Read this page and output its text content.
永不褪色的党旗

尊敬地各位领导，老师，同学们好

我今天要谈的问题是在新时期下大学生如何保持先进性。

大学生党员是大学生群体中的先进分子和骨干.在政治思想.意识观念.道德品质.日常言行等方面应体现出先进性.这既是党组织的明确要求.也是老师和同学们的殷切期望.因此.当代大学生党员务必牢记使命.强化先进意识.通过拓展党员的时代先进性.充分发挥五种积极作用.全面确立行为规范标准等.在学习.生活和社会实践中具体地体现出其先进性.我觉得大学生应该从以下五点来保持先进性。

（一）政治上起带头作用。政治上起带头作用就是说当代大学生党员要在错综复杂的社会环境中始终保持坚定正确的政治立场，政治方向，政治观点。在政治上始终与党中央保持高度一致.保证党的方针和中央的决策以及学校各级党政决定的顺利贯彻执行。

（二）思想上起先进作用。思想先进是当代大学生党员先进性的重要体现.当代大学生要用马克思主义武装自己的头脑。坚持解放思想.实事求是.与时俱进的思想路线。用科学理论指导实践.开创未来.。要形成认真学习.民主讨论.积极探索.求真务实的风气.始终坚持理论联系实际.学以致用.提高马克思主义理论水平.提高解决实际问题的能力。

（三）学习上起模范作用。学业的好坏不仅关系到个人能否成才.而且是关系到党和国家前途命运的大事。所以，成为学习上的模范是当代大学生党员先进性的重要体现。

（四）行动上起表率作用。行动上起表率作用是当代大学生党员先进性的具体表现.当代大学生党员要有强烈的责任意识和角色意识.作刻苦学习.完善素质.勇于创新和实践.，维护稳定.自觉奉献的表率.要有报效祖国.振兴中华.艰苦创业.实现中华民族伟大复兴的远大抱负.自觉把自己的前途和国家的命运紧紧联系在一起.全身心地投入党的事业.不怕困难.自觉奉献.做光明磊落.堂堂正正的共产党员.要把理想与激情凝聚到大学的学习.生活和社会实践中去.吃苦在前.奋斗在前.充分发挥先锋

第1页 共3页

________________________________________

Retype the material in full. Each word must match.

Read this page and output its text content.
永不褪色的党旗

尊敬地各位领导，老师，同学们好

我今天要谈的问题是在新时期下大学生如何保持先进性。

大学生党员是大学生群体中的先进分子和骨干.在政治思想.意识观念.道德品质.日常言行等方面应体现出先进性.这既是党组织的明确要求.也是老师和同学们的殷切期望.因此.当代大学生党员务必牢记使命.强化先进意识.通过拓展党员的时代先进性.充分发挥五种积极作用.全面确立行为规范标准等.在学习.生活和社会实践中具体地体现出其先进性.我觉得大学生应该从以下五点来保持先进性。

（一）政治上起带头作用。政治上起带头作用就是说当代大学生党员要在错综复杂的社会环境中始终保持坚定正确的政治立场，政治方向，政治观点。在政治上始终与党中央保持高度一致.保证党的方针和中央的决策以及学校各级党政决定的顺利贯彻执行。

（二）思想上起先进作用。思想先进是当代大学生党员先进性的重要体现.当代大学生要用马克思主义武装自己的头脑。坚持解放思想.实事求是.与时俱进的思想路线。用科学理论指导实践.开创未来.。要形成认真学习.民主讨论.积极探索.求真务实的风气.始终坚持理论联系实际.学以致用.提高马克思主义理论水平.提高解决实际问题的能力。

（三）学习上起模范作用。学业的好坏不仅关系到个人能否成才.而且是关系到党和国家前途命运的大事。所以，成为学习上的模范是当代大学生党员先进性的重要体现。

（四）行动上起表率作用。行动上起表率作用是当代大学生党员先进性的具体表现.当代大学生党员要有强烈的责任意识和角色意识.作刻苦学习.完善素质.勇于创新和实践.，维护稳定.自觉奉献的表率.要有报效祖国.振兴中华.艰苦创业.实现中华民族伟大复兴的远大抱负.自觉把自己的前途和国家的命运紧紧联系在一起.全身心地投入党的事业.不怕困难.自觉奉献.做光明磊落.堂堂正正的共产党员.要把理想与激情凝聚到大学的学习.生活和社会实践中去.吃苦在前.奋斗在前.充分发挥先锋

第1页 共3页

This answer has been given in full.